* [Prompt]: Repeat each entry as written and leave the images out of the copy.

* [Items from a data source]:

========

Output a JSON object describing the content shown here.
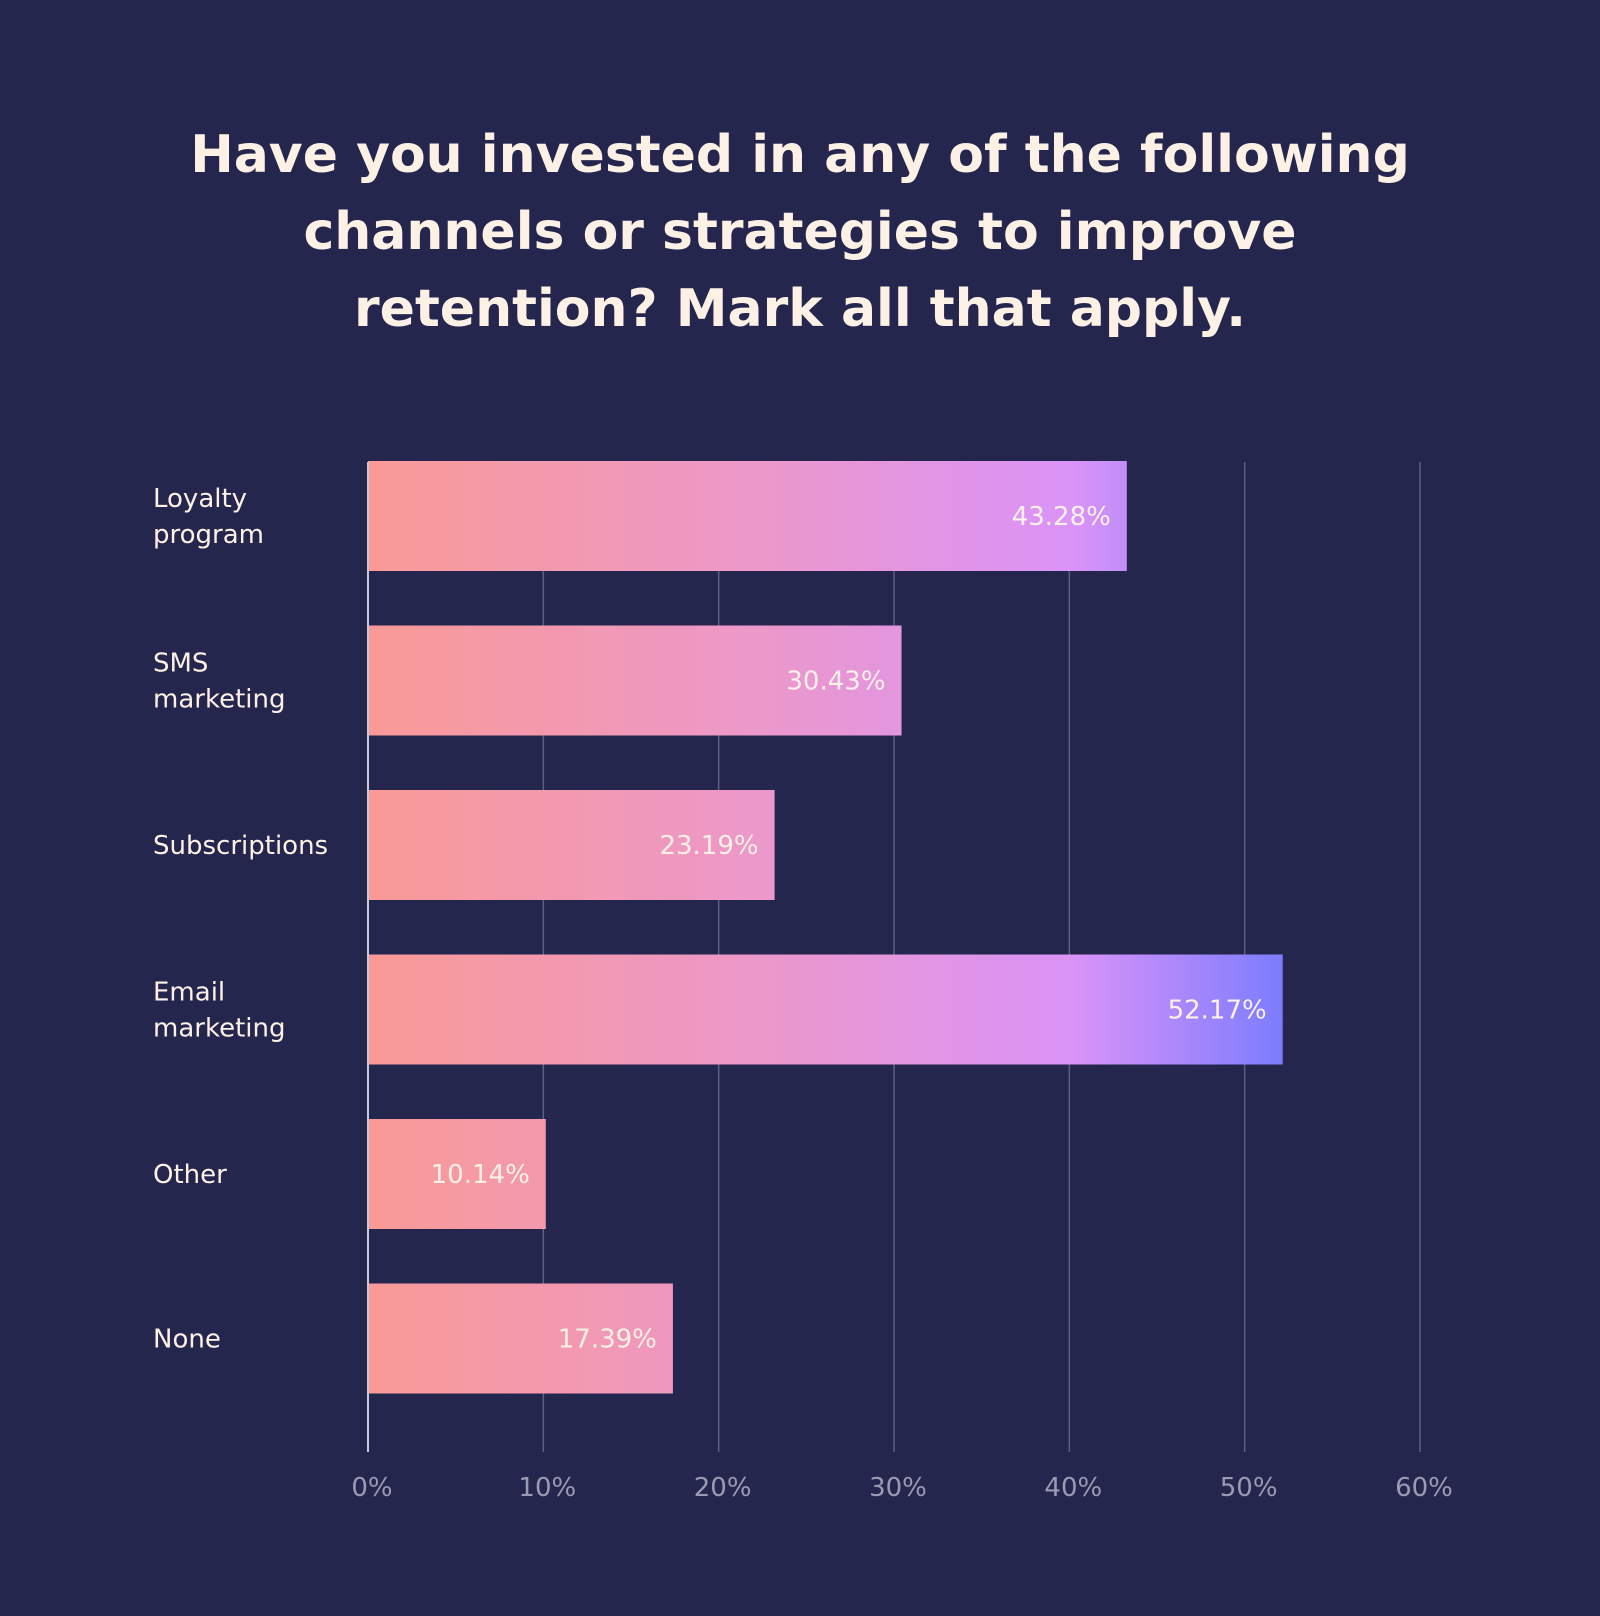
{
  "chart_data": {
    "type": "bar",
    "orientation": "horizontal",
    "title_lines": [
      "Have you invested in any of the following",
      "channels or strategies to improve",
      "retention? Mark all that apply."
    ],
    "categories": [
      [
        "Loyalty",
        "program"
      ],
      [
        "SMS",
        "marketing"
      ],
      [
        "Subscriptions"
      ],
      [
        "Email",
        "marketing"
      ],
      [
        "Other"
      ],
      [
        "None"
      ]
    ],
    "values": [
      43.28,
      30.43,
      23.19,
      52.17,
      10.14,
      17.39
    ],
    "value_labels": [
      "43.28%",
      "30.43%",
      "23.19%",
      "52.17%",
      "10.14%",
      "17.39%"
    ],
    "x_ticks": [
      0,
      10,
      20,
      30,
      40,
      50,
      60
    ],
    "x_tick_labels": [
      "0%",
      "10%",
      "20%",
      "30%",
      "40%",
      "50%",
      "60%"
    ],
    "xlim": [
      0,
      60
    ],
    "grid": true,
    "xlabel": "",
    "ylabel": ""
  },
  "colors": {
    "background": "#25264d",
    "text": "#fdf1e6",
    "tick_text": "#9a9bb3",
    "grid": "#5d5f82",
    "axis": "#c8c9d8",
    "gradient": [
      "#f99a96",
      "#ed98c6",
      "#da93f8",
      "#6b79ff"
    ]
  }
}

========

* [Result of this task]:
Output a JSON object describing the content shown here.
{
  "chart_data": {
    "type": "bar",
    "orientation": "horizontal",
    "title_lines": [
      "Have you invested in any of the following",
      "channels or strategies to improve",
      "retention? Mark all that apply."
    ],
    "categories": [
      [
        "Loyalty",
        "program"
      ],
      [
        "SMS",
        "marketing"
      ],
      [
        "Subscriptions"
      ],
      [
        "Email",
        "marketing"
      ],
      [
        "Other"
      ],
      [
        "None"
      ]
    ],
    "values": [
      43.28,
      30.43,
      23.19,
      52.17,
      10.14,
      17.39
    ],
    "value_labels": [
      "43.28%",
      "30.43%",
      "23.19%",
      "52.17%",
      "10.14%",
      "17.39%"
    ],
    "x_ticks": [
      0,
      10,
      20,
      30,
      40,
      50,
      60
    ],
    "x_tick_labels": [
      "0%",
      "10%",
      "20%",
      "30%",
      "40%",
      "50%",
      "60%"
    ],
    "xlim": [
      0,
      60
    ],
    "grid": true,
    "xlabel": "",
    "ylabel": ""
  },
  "colors": {
    "background": "#25264d",
    "text": "#fdf1e6",
    "tick_text": "#9a9bb3",
    "grid": "#5d5f82",
    "axis": "#c8c9d8",
    "gradient": [
      "#f99a96",
      "#ed98c6",
      "#da93f8",
      "#6b79ff"
    ]
  }
}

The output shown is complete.